** Data extract **
-- begin --

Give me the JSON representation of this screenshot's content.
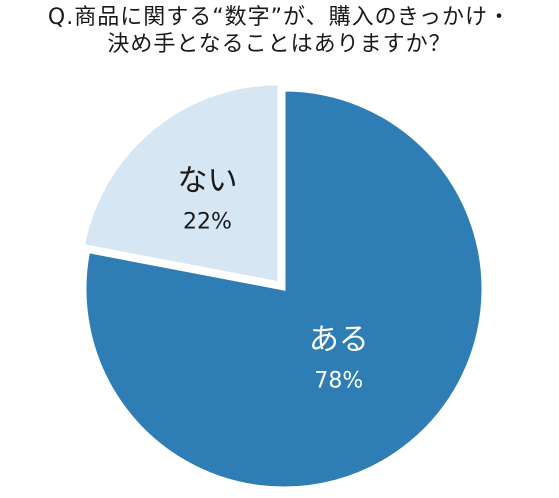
{
  "title_lines": [
    "Q.商品に関する“数字”が、購入のきっかけ・",
    "決め手となることはありますか？"
  ],
  "colors": {
    "aru": "#2e7db5",
    "nai": "#d6e6f3",
    "label_dark": "#1a1a1a",
    "label_light": "#ffffff"
  },
  "chart_data": {
    "type": "pie",
    "title": "Q.商品に関する“数字”が、購入のきっかけ・決め手となることはありますか？",
    "slices": [
      {
        "label": "ある",
        "value": 78,
        "percent_label": "78%"
      },
      {
        "label": "ない",
        "value": 22,
        "percent_label": "22%"
      }
    ]
  }
}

-- end --

** Description of the task **
The material above holds pictures; copy everything else in it exactly.

** Response below **
Give me the JSON representation of this screenshot's content.
{
  "title_lines": [
    "Q.商品に関する“数字”が、購入のきっかけ・",
    "決め手となることはありますか？"
  ],
  "colors": {
    "aru": "#2e7db5",
    "nai": "#d6e6f3",
    "label_dark": "#1a1a1a",
    "label_light": "#ffffff"
  },
  "chart_data": {
    "type": "pie",
    "title": "Q.商品に関する“数字”が、購入のきっかけ・決め手となることはありますか？",
    "slices": [
      {
        "label": "ある",
        "value": 78,
        "percent_label": "78%"
      },
      {
        "label": "ない",
        "value": 22,
        "percent_label": "22%"
      }
    ]
  }
}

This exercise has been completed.